DESCRIPTION OF THE TASK:
Print the listing below in its entirety, character for character.

TASK INPUT:
================

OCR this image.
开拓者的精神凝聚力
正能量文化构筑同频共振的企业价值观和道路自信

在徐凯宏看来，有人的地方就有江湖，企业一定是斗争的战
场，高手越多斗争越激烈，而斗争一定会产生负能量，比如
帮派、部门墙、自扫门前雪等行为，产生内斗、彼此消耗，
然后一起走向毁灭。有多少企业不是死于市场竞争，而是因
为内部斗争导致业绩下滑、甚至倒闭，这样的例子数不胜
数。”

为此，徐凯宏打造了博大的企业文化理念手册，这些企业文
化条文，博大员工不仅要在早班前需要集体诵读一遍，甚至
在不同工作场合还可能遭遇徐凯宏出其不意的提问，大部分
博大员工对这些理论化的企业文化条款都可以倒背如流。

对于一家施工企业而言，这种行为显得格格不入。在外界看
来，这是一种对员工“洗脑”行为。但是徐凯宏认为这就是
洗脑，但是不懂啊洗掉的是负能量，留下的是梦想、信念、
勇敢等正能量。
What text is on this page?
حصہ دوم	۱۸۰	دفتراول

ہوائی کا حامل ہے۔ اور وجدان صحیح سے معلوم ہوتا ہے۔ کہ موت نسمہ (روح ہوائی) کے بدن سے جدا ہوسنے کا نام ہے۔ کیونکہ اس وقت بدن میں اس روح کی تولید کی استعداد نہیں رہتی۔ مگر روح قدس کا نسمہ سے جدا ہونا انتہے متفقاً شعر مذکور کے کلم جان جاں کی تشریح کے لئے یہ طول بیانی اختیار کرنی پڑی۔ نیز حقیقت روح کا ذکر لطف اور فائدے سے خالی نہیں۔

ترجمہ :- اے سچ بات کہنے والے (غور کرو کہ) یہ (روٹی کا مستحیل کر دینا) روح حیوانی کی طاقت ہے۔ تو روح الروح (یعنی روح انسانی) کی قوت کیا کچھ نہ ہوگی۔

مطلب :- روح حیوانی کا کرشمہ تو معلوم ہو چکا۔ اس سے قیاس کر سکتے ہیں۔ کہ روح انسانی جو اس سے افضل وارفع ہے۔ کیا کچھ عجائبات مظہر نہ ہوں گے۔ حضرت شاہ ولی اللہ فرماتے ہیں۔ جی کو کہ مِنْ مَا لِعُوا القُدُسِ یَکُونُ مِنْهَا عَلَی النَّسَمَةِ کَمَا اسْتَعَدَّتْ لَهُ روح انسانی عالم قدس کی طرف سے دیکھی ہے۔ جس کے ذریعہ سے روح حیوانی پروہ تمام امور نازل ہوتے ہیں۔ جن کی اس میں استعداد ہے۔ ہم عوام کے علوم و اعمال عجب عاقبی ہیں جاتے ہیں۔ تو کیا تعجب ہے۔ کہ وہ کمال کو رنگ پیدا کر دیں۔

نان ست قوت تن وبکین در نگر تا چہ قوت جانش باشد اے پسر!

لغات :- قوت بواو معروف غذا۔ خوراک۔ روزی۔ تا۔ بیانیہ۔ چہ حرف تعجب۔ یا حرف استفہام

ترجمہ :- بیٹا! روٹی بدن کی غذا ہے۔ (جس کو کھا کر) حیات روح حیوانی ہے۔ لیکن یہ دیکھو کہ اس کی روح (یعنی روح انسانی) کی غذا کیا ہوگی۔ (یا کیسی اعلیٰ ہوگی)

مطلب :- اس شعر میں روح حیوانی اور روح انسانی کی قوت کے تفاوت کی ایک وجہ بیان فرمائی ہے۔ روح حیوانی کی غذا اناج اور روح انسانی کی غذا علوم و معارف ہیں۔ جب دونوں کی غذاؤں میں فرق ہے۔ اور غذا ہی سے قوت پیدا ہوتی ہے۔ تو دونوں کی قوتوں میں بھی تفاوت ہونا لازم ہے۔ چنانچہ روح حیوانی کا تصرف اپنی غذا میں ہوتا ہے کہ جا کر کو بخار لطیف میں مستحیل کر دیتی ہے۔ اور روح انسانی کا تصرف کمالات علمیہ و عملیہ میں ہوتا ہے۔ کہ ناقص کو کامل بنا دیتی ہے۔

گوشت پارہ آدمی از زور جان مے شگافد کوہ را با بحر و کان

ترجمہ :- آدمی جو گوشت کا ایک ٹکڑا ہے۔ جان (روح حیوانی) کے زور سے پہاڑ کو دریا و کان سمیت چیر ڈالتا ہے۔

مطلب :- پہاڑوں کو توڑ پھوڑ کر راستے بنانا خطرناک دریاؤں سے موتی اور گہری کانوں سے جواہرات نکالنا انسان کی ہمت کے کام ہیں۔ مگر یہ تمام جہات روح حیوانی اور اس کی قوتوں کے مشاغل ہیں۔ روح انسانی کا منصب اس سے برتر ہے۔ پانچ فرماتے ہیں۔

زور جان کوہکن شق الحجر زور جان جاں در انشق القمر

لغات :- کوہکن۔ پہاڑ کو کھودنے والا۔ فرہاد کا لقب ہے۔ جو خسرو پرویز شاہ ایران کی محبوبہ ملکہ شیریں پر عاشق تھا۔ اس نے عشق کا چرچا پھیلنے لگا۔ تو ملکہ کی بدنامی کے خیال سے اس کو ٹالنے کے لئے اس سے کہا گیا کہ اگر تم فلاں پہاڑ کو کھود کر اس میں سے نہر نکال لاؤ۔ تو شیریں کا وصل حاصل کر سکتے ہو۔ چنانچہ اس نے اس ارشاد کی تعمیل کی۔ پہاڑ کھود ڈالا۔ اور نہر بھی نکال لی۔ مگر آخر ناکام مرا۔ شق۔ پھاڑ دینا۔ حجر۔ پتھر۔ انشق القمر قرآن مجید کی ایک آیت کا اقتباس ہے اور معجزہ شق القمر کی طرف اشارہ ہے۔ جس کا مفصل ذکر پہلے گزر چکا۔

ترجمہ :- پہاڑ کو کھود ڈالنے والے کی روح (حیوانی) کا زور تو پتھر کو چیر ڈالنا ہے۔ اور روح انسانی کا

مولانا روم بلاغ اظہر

================

RESULT OF THIS TASK:
OCR this image.
开拓者的精神凝聚力
正能量文化构筑同频共振的企业价值观和道路自信

在徐凯宏看来，有人的地方就有江湖，企业一定是斗争的战
场，高手越多斗争越激烈，而斗争一定会产生负能量，比如
帮派、部门墙、自扫门前雪等行为，产生内斗、彼此消耗，
然后一起走向毁灭。有多少企业不是死于市场竞争，而是因
为内部斗争导致业绩下滑、甚至倒闭，这样的例子数不胜
数。”

为此，徐凯宏打造了博大的企业文化理念手册，这些企业文
化条文，博大员工不仅要在早班前需要集体诵读一遍，甚至
在不同工作场合还可能遭遇徐凯宏出其不意的提问，大部分
博大员工对这些理论化的企业文化条款都可以倒背如流。

对于一家施工企业而言，这种行为显得格格不入。在外界看
来，这是一种对员工“洗脑”行为。但是徐凯宏认为这就是
洗脑，但是不懂啊洗掉的是负能量，留下的是梦想、信念、
勇敢等正能量。
What text is on this page?
حصہ دوم	۱۸۰	دفتراول

ہوائی کا حامل ہے۔ اور وجدان صحیح سے معلوم ہوتا ہے۔ کہ موت نسمہ (روح ہوائی) کے بدن سے جدا ہوسنے کا نام ہے۔ کیونکہ اس وقت بدن میں اس روح کی تولید کی استعداد نہیں رہتی۔ مگر روح قدس کا نسمہ سے جدا ہونا انتہے متفقاً شعر مذکور کے کلم جان جاں کی تشریح کے لئے یہ طول بیانی اختیار کرنی پڑی۔ نیز حقیقت روح کا ذکر لطف اور فائدے سے خالی نہیں۔

ترجمہ :- اے سچ بات کہنے والے (غور کرو کہ) یہ (روٹی کا مستحیل کر دینا) روح حیوانی کی طاقت ہے۔ تو روح الروح (یعنی روح انسانی) کی قوت کیا کچھ نہ ہوگی۔

مطلب :- روح حیوانی کا کرشمہ تو معلوم ہو چکا۔ اس سے قیاس کر سکتے ہیں۔ کہ روح انسانی جو اس سے افضل وارفع ہے۔ کیا کچھ عجائبات مظہر نہ ہوں گے۔ حضرت شاہ ولی اللہ فرماتے ہیں۔ جی کو کہ مِنْ مَا لِعُوا القُدُسِ یَکُونُ مِنْهَا عَلَی النَّسَمَةِ کَمَا اسْتَعَدَّتْ لَهُ روح انسانی عالم قدس کی طرف سے دیکھی ہے۔ جس کے ذریعہ سے روح حیوانی پروہ تمام امور نازل ہوتے ہیں۔ جن کی اس میں استعداد ہے۔ ہم عوام کے علوم و اعمال عجب عاقبی ہیں جاتے ہیں۔ تو کیا تعجب ہے۔ کہ وہ کمال کو رنگ پیدا کر دیں۔

نان ست قوت تن وبکین در نگر تا چہ قوت جانش باشد اے پسر!

لغات :- قوت بواو معروف غذا۔ خوراک۔ روزی۔ تا۔ بیانیہ۔ چہ حرف تعجب۔ یا حرف استفہام

ترجمہ :- بیٹا! روٹی بدن کی غذا ہے۔ (جس کو کھا کر) حیات روح حیوانی ہے۔ لیکن یہ دیکھو کہ اس کی روح (یعنی روح انسانی) کی غذا کیا ہوگی۔ (یا کیسی اعلیٰ ہوگی)

مطلب :- اس شعر میں روح حیوانی اور روح انسانی کی قوت کے تفاوت کی ایک وجہ بیان فرمائی ہے۔ روح حیوانی کی غذا اناج اور روح انسانی کی غذا علوم و معارف ہیں۔ جب دونوں کی غذاؤں میں فرق ہے۔ اور غذا ہی سے قوت پیدا ہوتی ہے۔ تو دونوں کی قوتوں میں بھی تفاوت ہونا لازم ہے۔ چنانچہ روح حیوانی کا تصرف اپنی غذا میں ہوتا ہے کہ جا کر کو بخار لطیف میں مستحیل کر دیتی ہے۔ اور روح انسانی کا تصرف کمالات علمیہ و عملیہ میں ہوتا ہے۔ کہ ناقص کو کامل بنا دیتی ہے۔

گوشت پارہ آدمی از زور جان مے شگافد کوہ را با بحر و کان

ترجمہ :- آدمی جو گوشت کا ایک ٹکڑا ہے۔ جان (روح حیوانی) کے زور سے پہاڑ کو دریا و کان سمیت چیر ڈالتا ہے۔

مطلب :- پہاڑوں کو توڑ پھوڑ کر راستے بنانا خطرناک دریاؤں سے موتی اور گہری کانوں سے جواہرات نکالنا انسان کی ہمت کے کام ہیں۔ مگر یہ تمام جہات روح حیوانی اور اس کی قوتوں کے مشاغل ہیں۔ روح انسانی کا منصب اس سے برتر ہے۔ پانچ فرماتے ہیں۔

زور جان کوہکن شق الحجر زور جان جاں در انشق القمر

لغات :- کوہکن۔ پہاڑ کو کھودنے والا۔ فرہاد کا لقب ہے۔ جو خسرو پرویز شاہ ایران کی محبوبہ ملکہ شیریں پر عاشق تھا۔ اس نے عشق کا چرچا پھیلنے لگا۔ تو ملکہ کی بدنامی کے خیال سے اس کو ٹالنے کے لئے اس سے کہا گیا کہ اگر تم فلاں پہاڑ کو کھود کر اس میں سے نہر نکال لاؤ۔ تو شیریں کا وصل حاصل کر سکتے ہو۔ چنانچہ اس نے اس ارشاد کی تعمیل کی۔ پہاڑ کھود ڈالا۔ اور نہر بھی نکال لی۔ مگر آخر ناکام مرا۔ شق۔ پھاڑ دینا۔ حجر۔ پتھر۔ انشق القمر قرآن مجید کی ایک آیت کا اقتباس ہے اور معجزہ شق القمر کی طرف اشارہ ہے۔ جس کا مفصل ذکر پہلے گزر چکا۔

ترجمہ :- پہاڑ کو کھود ڈالنے والے کی روح (حیوانی) کا زور تو پتھر کو چیر ڈالنا ہے۔ اور روح انسانی کا

مولانا روم بلاغ اظہر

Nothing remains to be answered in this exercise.